Source data
..........

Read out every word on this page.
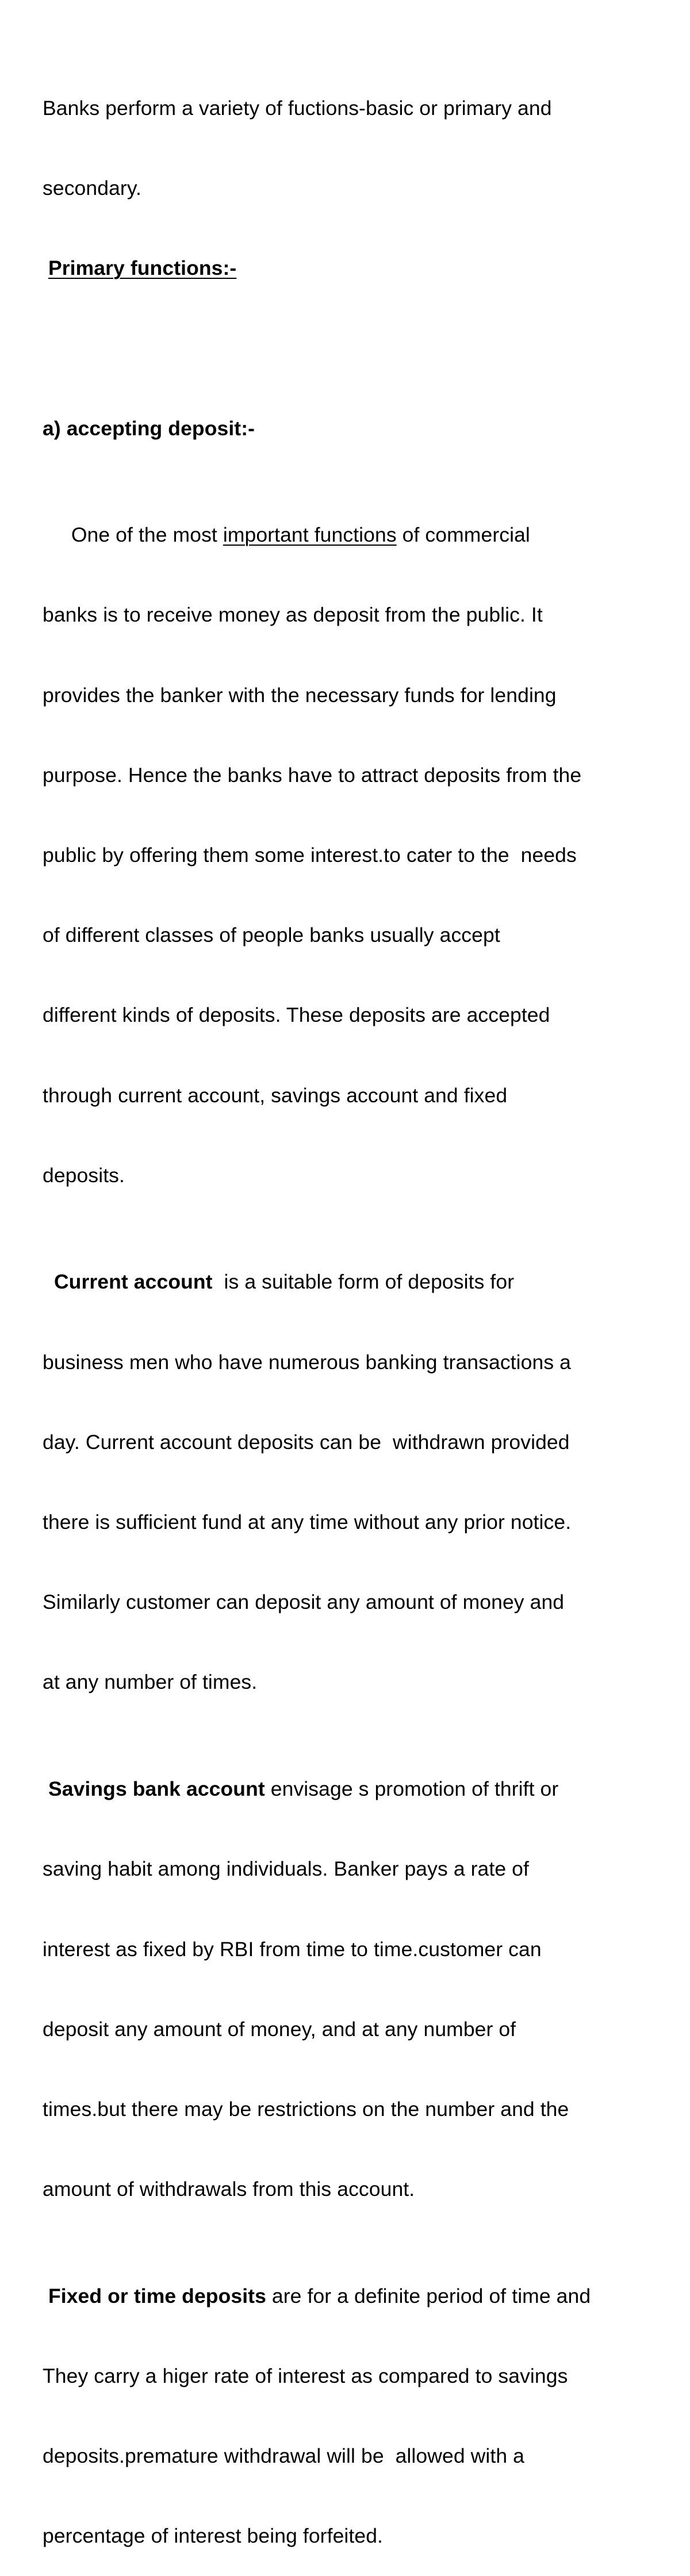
Banks perform a variety of fuctions-basic or primary and

secondary.

Primary functions:-

a) accepting deposit:-

One of the most important functions of commercial

banks is to receive money as deposit from the public. It

provides the banker with the necessary funds for lending

purpose. Hence the banks have to attract deposits from the

public by offering them some interest.to cater to the  needs

of different classes of people banks usually accept

different kinds of deposits. These deposits are accepted

through current account, savings account and fixed

deposits.

Current account  is a suitable form of deposits for

business men who have numerous banking transactions a

day. Current account deposits can be  withdrawn provided

there is sufficient fund at any time without any prior notice.

Similarly customer can deposit any amount of money and

at any number of times.

Savings bank account envisage s promotion of thrift or

saving habit among individuals. Banker pays a rate of

interest as fixed by RBI from time to time.customer can

deposit any amount of money, and at any number of

times.but there may be restrictions on the number and the

amount of withdrawals from this account.

Fixed or time deposits are for a definite period of time and

They carry a higer rate of interest as compared to savings

deposits.premature withdrawal will be  allowed with a

percentage of interest being forfeited.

..........

__Goal of the exercise__.
Pictures in the records should not appear in your copy, but everything else must be transcribed exactly.

__Problem solution__.
Read out every word on this page.
Banks perform a variety of fuctions-basic or primary and

secondary.

Primary functions:-

a) accepting deposit:-

One of the most important functions of commercial

banks is to receive money as deposit from the public. It

provides the banker with the necessary funds for lending

purpose. Hence the banks have to attract deposits from the

public by offering them some interest.to cater to the  needs

of different classes of people banks usually accept

different kinds of deposits. These deposits are accepted

through current account, savings account and fixed

deposits.

Current account  is a suitable form of deposits for

business men who have numerous banking transactions a

day. Current account deposits can be  withdrawn provided

there is sufficient fund at any time without any prior notice.

Similarly customer can deposit any amount of money and

at any number of times.

Savings bank account envisage s promotion of thrift or

saving habit among individuals. Banker pays a rate of

interest as fixed by RBI from time to time.customer can

deposit any amount of money, and at any number of

times.but there may be restrictions on the number and the

amount of withdrawals from this account.

Fixed or time deposits are for a definite period of time and

They carry a higer rate of interest as compared to savings

deposits.premature withdrawal will be  allowed with a

percentage of interest being forfeited.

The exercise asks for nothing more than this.